--- begin ---

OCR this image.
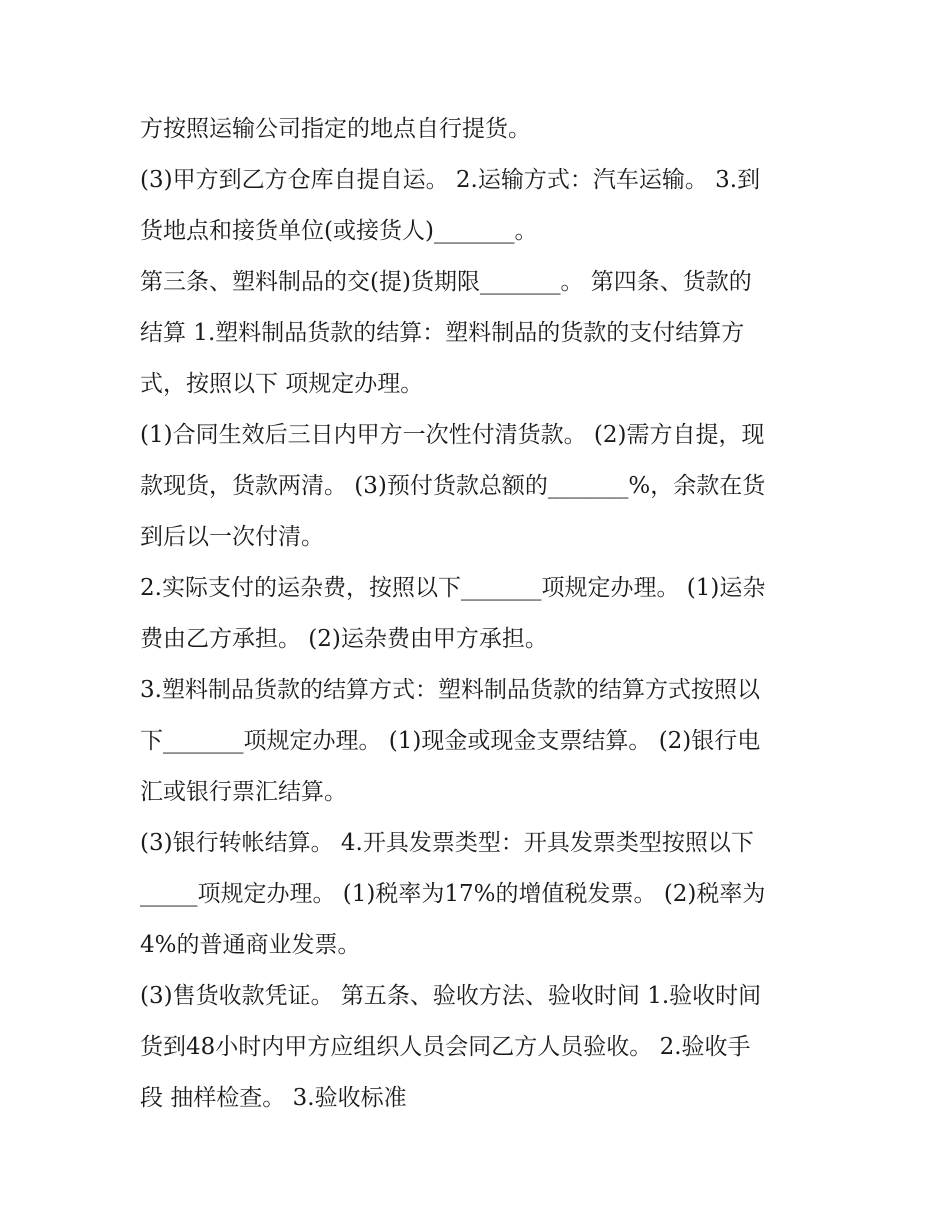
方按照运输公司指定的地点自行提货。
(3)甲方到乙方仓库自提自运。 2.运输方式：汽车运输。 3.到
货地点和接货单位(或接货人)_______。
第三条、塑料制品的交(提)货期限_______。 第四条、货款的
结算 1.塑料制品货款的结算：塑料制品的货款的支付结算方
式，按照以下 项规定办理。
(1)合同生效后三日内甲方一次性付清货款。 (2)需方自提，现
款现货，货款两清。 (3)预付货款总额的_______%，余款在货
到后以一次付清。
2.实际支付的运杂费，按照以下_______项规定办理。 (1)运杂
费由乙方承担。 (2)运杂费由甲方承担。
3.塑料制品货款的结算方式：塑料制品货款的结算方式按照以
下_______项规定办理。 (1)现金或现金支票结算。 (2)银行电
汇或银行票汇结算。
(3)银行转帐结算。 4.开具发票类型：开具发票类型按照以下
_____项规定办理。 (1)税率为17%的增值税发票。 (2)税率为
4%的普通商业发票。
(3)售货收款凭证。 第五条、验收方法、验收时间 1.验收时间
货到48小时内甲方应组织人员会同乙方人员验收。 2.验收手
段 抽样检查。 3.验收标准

--- end ---

▸ **Goal**:
Pictures are to be left out; the records above must be repeated word for word.

▸ **The reply**:
OCR this image.
方按照运输公司指定的地点自行提货。
(3)甲方到乙方仓库自提自运。 2.运输方式：汽车运输。 3.到
货地点和接货单位(或接货人)_______。
第三条、塑料制品的交(提)货期限_______。 第四条、货款的
结算 1.塑料制品货款的结算：塑料制品的货款的支付结算方
式，按照以下 项规定办理。
(1)合同生效后三日内甲方一次性付清货款。 (2)需方自提，现
款现货，货款两清。 (3)预付货款总额的_______%，余款在货
到后以一次付清。
2.实际支付的运杂费，按照以下_______项规定办理。 (1)运杂
费由乙方承担。 (2)运杂费由甲方承担。
3.塑料制品货款的结算方式：塑料制品货款的结算方式按照以
下_______项规定办理。 (1)现金或现金支票结算。 (2)银行电
汇或银行票汇结算。
(3)银行转帐结算。 4.开具发票类型：开具发票类型按照以下
_____项规定办理。 (1)税率为17%的增值税发票。 (2)税率为
4%的普通商业发票。
(3)售货收款凭证。 第五条、验收方法、验收时间 1.验收时间
货到48小时内甲方应组织人员会同乙方人员验收。 2.验收手
段 抽样检查。 3.验收标准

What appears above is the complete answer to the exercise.